• _Record list_
◆ ◆ ◆ ◆ ◆

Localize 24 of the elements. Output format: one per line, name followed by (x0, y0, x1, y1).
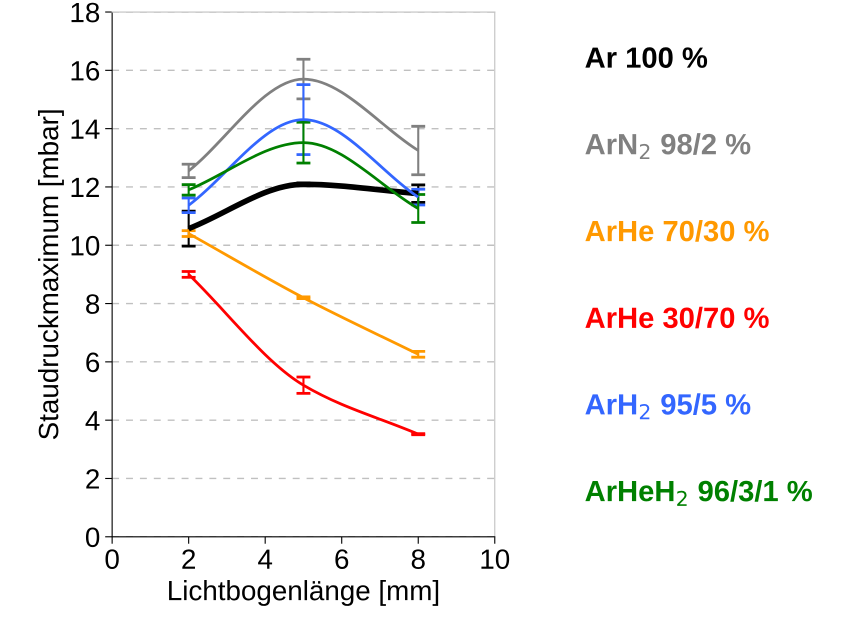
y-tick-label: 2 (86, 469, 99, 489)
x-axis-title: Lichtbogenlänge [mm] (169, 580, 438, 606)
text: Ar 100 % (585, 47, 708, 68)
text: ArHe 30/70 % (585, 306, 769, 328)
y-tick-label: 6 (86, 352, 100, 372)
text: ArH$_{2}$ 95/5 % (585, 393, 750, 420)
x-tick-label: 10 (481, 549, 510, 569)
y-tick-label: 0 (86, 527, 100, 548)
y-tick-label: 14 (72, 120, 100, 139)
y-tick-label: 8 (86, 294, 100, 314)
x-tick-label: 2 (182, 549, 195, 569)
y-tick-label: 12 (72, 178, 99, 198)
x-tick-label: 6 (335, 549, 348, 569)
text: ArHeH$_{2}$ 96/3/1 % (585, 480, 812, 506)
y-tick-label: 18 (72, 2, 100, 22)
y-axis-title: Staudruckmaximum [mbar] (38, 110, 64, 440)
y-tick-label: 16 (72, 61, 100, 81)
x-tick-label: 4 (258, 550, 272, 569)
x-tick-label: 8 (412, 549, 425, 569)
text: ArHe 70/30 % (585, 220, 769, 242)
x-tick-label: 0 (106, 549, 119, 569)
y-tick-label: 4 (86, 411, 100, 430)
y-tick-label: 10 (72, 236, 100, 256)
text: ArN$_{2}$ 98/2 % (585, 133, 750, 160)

◆ ◆ ◆ ◆ ◆

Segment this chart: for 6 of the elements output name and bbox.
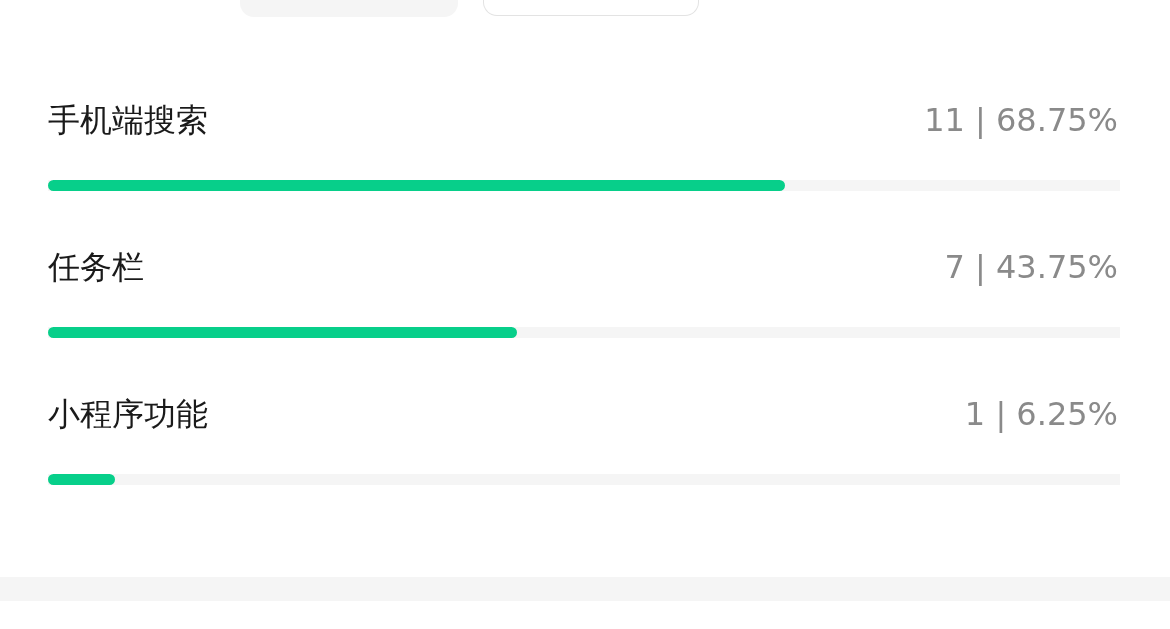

◆ ◆ ◆ ◆ ◆

• _Written request_
Output the part of the listing that opens with the line containing "Localize 24 of" and closes with the line containing "y-tick-label: 6 (86, 352, 100, 372)", reproducing each of those lines exactly and including both end lines. Leave the pictures out of your answer.

• _Correct output_
Localize 24 of the elements. Output format: one per line, name followed by (x0, y0, x1, y1).
y-tick-label: 2 (86, 469, 99, 489)
x-axis-title: Lichtbogenlänge [mm] (169, 580, 438, 606)
text: Ar 100 % (585, 47, 708, 68)
text: ArHe 30/70 % (585, 306, 769, 328)
y-tick-label: 6 (86, 352, 100, 372)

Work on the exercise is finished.